* begin *

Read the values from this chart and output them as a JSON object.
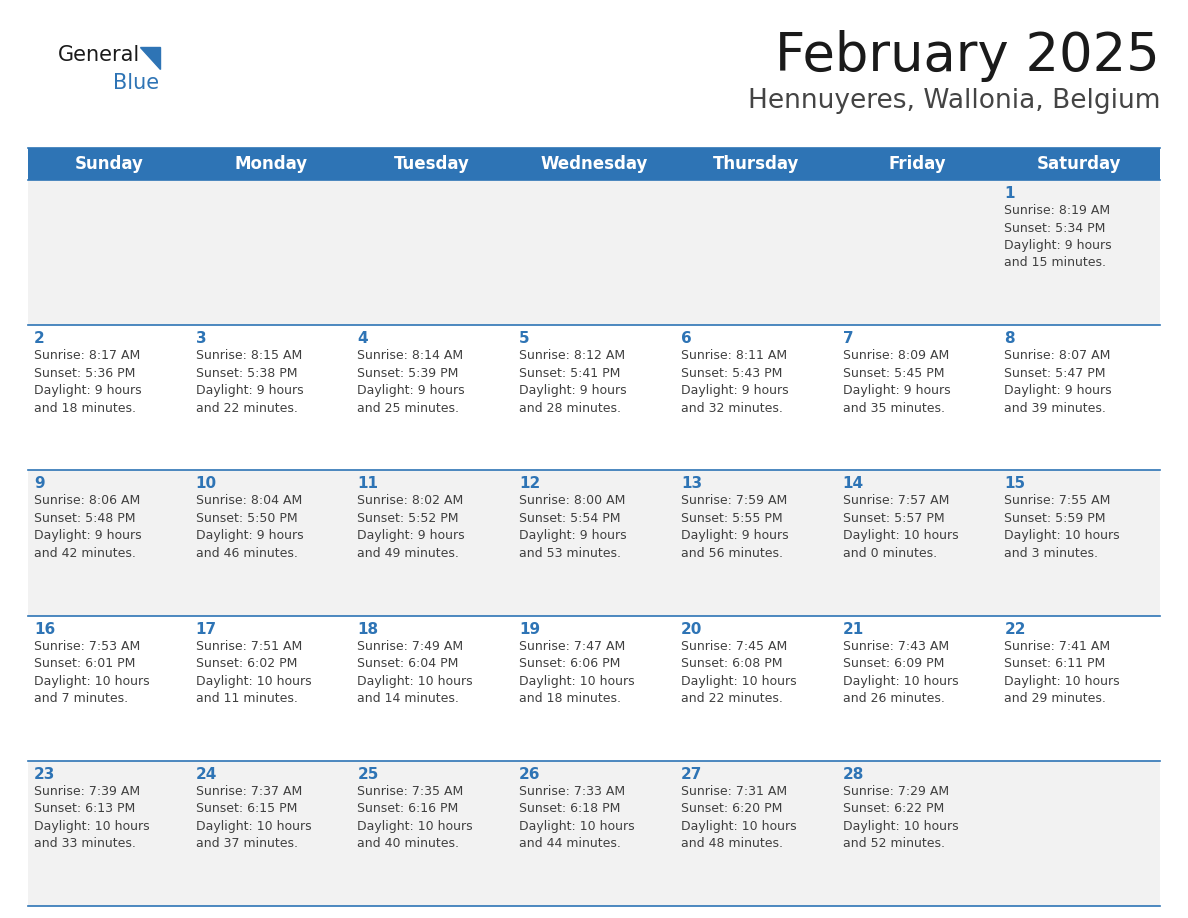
{
  "title": "February 2025",
  "subtitle": "Hennuyeres, Wallonia, Belgium",
  "header_color": "#2E74B5",
  "header_text_color": "#FFFFFF",
  "cell_bg_color": "#F2F2F2",
  "cell_alt_bg_color": "#FFFFFF",
  "day_headers": [
    "Sunday",
    "Monday",
    "Tuesday",
    "Wednesday",
    "Thursday",
    "Friday",
    "Saturday"
  ],
  "line_color": "#2E74B5",
  "day_number_color": "#2E74B5",
  "text_color": "#404040",
  "background_color": "#FFFFFF",
  "weeks": [
    [
      {
        "day": null,
        "info": null
      },
      {
        "day": null,
        "info": null
      },
      {
        "day": null,
        "info": null
      },
      {
        "day": null,
        "info": null
      },
      {
        "day": null,
        "info": null
      },
      {
        "day": null,
        "info": null
      },
      {
        "day": "1",
        "info": "Sunrise: 8:19 AM\nSunset: 5:34 PM\nDaylight: 9 hours\nand 15 minutes."
      }
    ],
    [
      {
        "day": "2",
        "info": "Sunrise: 8:17 AM\nSunset: 5:36 PM\nDaylight: 9 hours\nand 18 minutes."
      },
      {
        "day": "3",
        "info": "Sunrise: 8:15 AM\nSunset: 5:38 PM\nDaylight: 9 hours\nand 22 minutes."
      },
      {
        "day": "4",
        "info": "Sunrise: 8:14 AM\nSunset: 5:39 PM\nDaylight: 9 hours\nand 25 minutes."
      },
      {
        "day": "5",
        "info": "Sunrise: 8:12 AM\nSunset: 5:41 PM\nDaylight: 9 hours\nand 28 minutes."
      },
      {
        "day": "6",
        "info": "Sunrise: 8:11 AM\nSunset: 5:43 PM\nDaylight: 9 hours\nand 32 minutes."
      },
      {
        "day": "7",
        "info": "Sunrise: 8:09 AM\nSunset: 5:45 PM\nDaylight: 9 hours\nand 35 minutes."
      },
      {
        "day": "8",
        "info": "Sunrise: 8:07 AM\nSunset: 5:47 PM\nDaylight: 9 hours\nand 39 minutes."
      }
    ],
    [
      {
        "day": "9",
        "info": "Sunrise: 8:06 AM\nSunset: 5:48 PM\nDaylight: 9 hours\nand 42 minutes."
      },
      {
        "day": "10",
        "info": "Sunrise: 8:04 AM\nSunset: 5:50 PM\nDaylight: 9 hours\nand 46 minutes."
      },
      {
        "day": "11",
        "info": "Sunrise: 8:02 AM\nSunset: 5:52 PM\nDaylight: 9 hours\nand 49 minutes."
      },
      {
        "day": "12",
        "info": "Sunrise: 8:00 AM\nSunset: 5:54 PM\nDaylight: 9 hours\nand 53 minutes."
      },
      {
        "day": "13",
        "info": "Sunrise: 7:59 AM\nSunset: 5:55 PM\nDaylight: 9 hours\nand 56 minutes."
      },
      {
        "day": "14",
        "info": "Sunrise: 7:57 AM\nSunset: 5:57 PM\nDaylight: 10 hours\nand 0 minutes."
      },
      {
        "day": "15",
        "info": "Sunrise: 7:55 AM\nSunset: 5:59 PM\nDaylight: 10 hours\nand 3 minutes."
      }
    ],
    [
      {
        "day": "16",
        "info": "Sunrise: 7:53 AM\nSunset: 6:01 PM\nDaylight: 10 hours\nand 7 minutes."
      },
      {
        "day": "17",
        "info": "Sunrise: 7:51 AM\nSunset: 6:02 PM\nDaylight: 10 hours\nand 11 minutes."
      },
      {
        "day": "18",
        "info": "Sunrise: 7:49 AM\nSunset: 6:04 PM\nDaylight: 10 hours\nand 14 minutes."
      },
      {
        "day": "19",
        "info": "Sunrise: 7:47 AM\nSunset: 6:06 PM\nDaylight: 10 hours\nand 18 minutes."
      },
      {
        "day": "20",
        "info": "Sunrise: 7:45 AM\nSunset: 6:08 PM\nDaylight: 10 hours\nand 22 minutes."
      },
      {
        "day": "21",
        "info": "Sunrise: 7:43 AM\nSunset: 6:09 PM\nDaylight: 10 hours\nand 26 minutes."
      },
      {
        "day": "22",
        "info": "Sunrise: 7:41 AM\nSunset: 6:11 PM\nDaylight: 10 hours\nand 29 minutes."
      }
    ],
    [
      {
        "day": "23",
        "info": "Sunrise: 7:39 AM\nSunset: 6:13 PM\nDaylight: 10 hours\nand 33 minutes."
      },
      {
        "day": "24",
        "info": "Sunrise: 7:37 AM\nSunset: 6:15 PM\nDaylight: 10 hours\nand 37 minutes."
      },
      {
        "day": "25",
        "info": "Sunrise: 7:35 AM\nSunset: 6:16 PM\nDaylight: 10 hours\nand 40 minutes."
      },
      {
        "day": "26",
        "info": "Sunrise: 7:33 AM\nSunset: 6:18 PM\nDaylight: 10 hours\nand 44 minutes."
      },
      {
        "day": "27",
        "info": "Sunrise: 7:31 AM\nSunset: 6:20 PM\nDaylight: 10 hours\nand 48 minutes."
      },
      {
        "day": "28",
        "info": "Sunrise: 7:29 AM\nSunset: 6:22 PM\nDaylight: 10 hours\nand 52 minutes."
      },
      {
        "day": null,
        "info": null
      }
    ]
  ],
  "title_fontsize": 38,
  "subtitle_fontsize": 19,
  "header_fontsize": 12,
  "day_num_fontsize": 11,
  "info_fontsize": 9,
  "logo_general_fontsize": 15,
  "logo_blue_fontsize": 15
}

* end *

From the material above, copy everything exactly but the pictures.

Read the values from this chart and output them as a JSON object.
{
  "title": "February 2025",
  "subtitle": "Hennuyeres, Wallonia, Belgium",
  "header_color": "#2E74B5",
  "header_text_color": "#FFFFFF",
  "cell_bg_color": "#F2F2F2",
  "cell_alt_bg_color": "#FFFFFF",
  "day_headers": [
    "Sunday",
    "Monday",
    "Tuesday",
    "Wednesday",
    "Thursday",
    "Friday",
    "Saturday"
  ],
  "line_color": "#2E74B5",
  "day_number_color": "#2E74B5",
  "text_color": "#404040",
  "background_color": "#FFFFFF",
  "weeks": [
    [
      {
        "day": null,
        "info": null
      },
      {
        "day": null,
        "info": null
      },
      {
        "day": null,
        "info": null
      },
      {
        "day": null,
        "info": null
      },
      {
        "day": null,
        "info": null
      },
      {
        "day": null,
        "info": null
      },
      {
        "day": "1",
        "info": "Sunrise: 8:19 AM\nSunset: 5:34 PM\nDaylight: 9 hours\nand 15 minutes."
      }
    ],
    [
      {
        "day": "2",
        "info": "Sunrise: 8:17 AM\nSunset: 5:36 PM\nDaylight: 9 hours\nand 18 minutes."
      },
      {
        "day": "3",
        "info": "Sunrise: 8:15 AM\nSunset: 5:38 PM\nDaylight: 9 hours\nand 22 minutes."
      },
      {
        "day": "4",
        "info": "Sunrise: 8:14 AM\nSunset: 5:39 PM\nDaylight: 9 hours\nand 25 minutes."
      },
      {
        "day": "5",
        "info": "Sunrise: 8:12 AM\nSunset: 5:41 PM\nDaylight: 9 hours\nand 28 minutes."
      },
      {
        "day": "6",
        "info": "Sunrise: 8:11 AM\nSunset: 5:43 PM\nDaylight: 9 hours\nand 32 minutes."
      },
      {
        "day": "7",
        "info": "Sunrise: 8:09 AM\nSunset: 5:45 PM\nDaylight: 9 hours\nand 35 minutes."
      },
      {
        "day": "8",
        "info": "Sunrise: 8:07 AM\nSunset: 5:47 PM\nDaylight: 9 hours\nand 39 minutes."
      }
    ],
    [
      {
        "day": "9",
        "info": "Sunrise: 8:06 AM\nSunset: 5:48 PM\nDaylight: 9 hours\nand 42 minutes."
      },
      {
        "day": "10",
        "info": "Sunrise: 8:04 AM\nSunset: 5:50 PM\nDaylight: 9 hours\nand 46 minutes."
      },
      {
        "day": "11",
        "info": "Sunrise: 8:02 AM\nSunset: 5:52 PM\nDaylight: 9 hours\nand 49 minutes."
      },
      {
        "day": "12",
        "info": "Sunrise: 8:00 AM\nSunset: 5:54 PM\nDaylight: 9 hours\nand 53 minutes."
      },
      {
        "day": "13",
        "info": "Sunrise: 7:59 AM\nSunset: 5:55 PM\nDaylight: 9 hours\nand 56 minutes."
      },
      {
        "day": "14",
        "info": "Sunrise: 7:57 AM\nSunset: 5:57 PM\nDaylight: 10 hours\nand 0 minutes."
      },
      {
        "day": "15",
        "info": "Sunrise: 7:55 AM\nSunset: 5:59 PM\nDaylight: 10 hours\nand 3 minutes."
      }
    ],
    [
      {
        "day": "16",
        "info": "Sunrise: 7:53 AM\nSunset: 6:01 PM\nDaylight: 10 hours\nand 7 minutes."
      },
      {
        "day": "17",
        "info": "Sunrise: 7:51 AM\nSunset: 6:02 PM\nDaylight: 10 hours\nand 11 minutes."
      },
      {
        "day": "18",
        "info": "Sunrise: 7:49 AM\nSunset: 6:04 PM\nDaylight: 10 hours\nand 14 minutes."
      },
      {
        "day": "19",
        "info": "Sunrise: 7:47 AM\nSunset: 6:06 PM\nDaylight: 10 hours\nand 18 minutes."
      },
      {
        "day": "20",
        "info": "Sunrise: 7:45 AM\nSunset: 6:08 PM\nDaylight: 10 hours\nand 22 minutes."
      },
      {
        "day": "21",
        "info": "Sunrise: 7:43 AM\nSunset: 6:09 PM\nDaylight: 10 hours\nand 26 minutes."
      },
      {
        "day": "22",
        "info": "Sunrise: 7:41 AM\nSunset: 6:11 PM\nDaylight: 10 hours\nand 29 minutes."
      }
    ],
    [
      {
        "day": "23",
        "info": "Sunrise: 7:39 AM\nSunset: 6:13 PM\nDaylight: 10 hours\nand 33 minutes."
      },
      {
        "day": "24",
        "info": "Sunrise: 7:37 AM\nSunset: 6:15 PM\nDaylight: 10 hours\nand 37 minutes."
      },
      {
        "day": "25",
        "info": "Sunrise: 7:35 AM\nSunset: 6:16 PM\nDaylight: 10 hours\nand 40 minutes."
      },
      {
        "day": "26",
        "info": "Sunrise: 7:33 AM\nSunset: 6:18 PM\nDaylight: 10 hours\nand 44 minutes."
      },
      {
        "day": "27",
        "info": "Sunrise: 7:31 AM\nSunset: 6:20 PM\nDaylight: 10 hours\nand 48 minutes."
      },
      {
        "day": "28",
        "info": "Sunrise: 7:29 AM\nSunset: 6:22 PM\nDaylight: 10 hours\nand 52 minutes."
      },
      {
        "day": null,
        "info": null
      }
    ]
  ],
  "title_fontsize": 38,
  "subtitle_fontsize": 19,
  "header_fontsize": 12,
  "day_num_fontsize": 11,
  "info_fontsize": 9,
  "logo_general_fontsize": 15,
  "logo_blue_fontsize": 15
}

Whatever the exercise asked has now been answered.